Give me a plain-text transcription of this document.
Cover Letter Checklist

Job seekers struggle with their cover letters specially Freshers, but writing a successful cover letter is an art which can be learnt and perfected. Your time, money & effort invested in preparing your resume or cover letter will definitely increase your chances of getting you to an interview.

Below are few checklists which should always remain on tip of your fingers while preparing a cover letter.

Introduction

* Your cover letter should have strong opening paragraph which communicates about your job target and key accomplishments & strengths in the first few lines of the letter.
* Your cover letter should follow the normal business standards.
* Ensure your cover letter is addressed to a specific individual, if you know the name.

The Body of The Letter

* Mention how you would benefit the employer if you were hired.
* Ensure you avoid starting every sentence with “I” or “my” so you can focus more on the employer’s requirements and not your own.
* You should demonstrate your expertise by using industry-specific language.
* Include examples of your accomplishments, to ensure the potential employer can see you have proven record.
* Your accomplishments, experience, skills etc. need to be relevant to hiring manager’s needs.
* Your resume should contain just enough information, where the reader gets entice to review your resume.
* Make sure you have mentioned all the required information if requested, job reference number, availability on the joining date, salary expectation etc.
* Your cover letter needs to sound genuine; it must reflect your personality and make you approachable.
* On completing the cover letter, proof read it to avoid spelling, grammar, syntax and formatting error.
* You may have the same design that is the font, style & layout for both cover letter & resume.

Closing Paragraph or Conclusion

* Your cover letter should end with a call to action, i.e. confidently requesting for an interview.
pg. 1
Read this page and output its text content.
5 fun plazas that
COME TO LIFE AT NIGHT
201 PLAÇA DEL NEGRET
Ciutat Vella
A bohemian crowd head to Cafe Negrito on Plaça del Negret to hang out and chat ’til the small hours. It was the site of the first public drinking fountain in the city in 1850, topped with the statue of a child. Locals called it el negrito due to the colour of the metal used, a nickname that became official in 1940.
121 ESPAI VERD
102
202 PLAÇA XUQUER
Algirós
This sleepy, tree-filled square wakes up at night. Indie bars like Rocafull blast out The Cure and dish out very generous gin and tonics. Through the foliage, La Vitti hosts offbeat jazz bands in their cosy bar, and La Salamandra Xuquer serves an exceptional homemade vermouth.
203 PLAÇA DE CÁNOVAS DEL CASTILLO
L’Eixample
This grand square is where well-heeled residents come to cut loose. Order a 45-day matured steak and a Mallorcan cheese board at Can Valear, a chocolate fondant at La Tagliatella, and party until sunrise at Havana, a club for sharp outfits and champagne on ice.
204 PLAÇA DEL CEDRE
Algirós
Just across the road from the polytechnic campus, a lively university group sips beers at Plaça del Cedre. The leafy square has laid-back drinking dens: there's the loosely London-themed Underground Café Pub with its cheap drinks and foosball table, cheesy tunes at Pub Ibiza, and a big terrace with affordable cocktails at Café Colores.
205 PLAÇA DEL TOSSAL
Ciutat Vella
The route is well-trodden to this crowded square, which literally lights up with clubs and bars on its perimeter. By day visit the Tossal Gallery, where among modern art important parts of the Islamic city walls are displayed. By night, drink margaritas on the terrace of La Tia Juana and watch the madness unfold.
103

* Given exercise *
Check each line above for the word "terrace" and give the number of lines that have it, nothing else.

* Exercise output *
2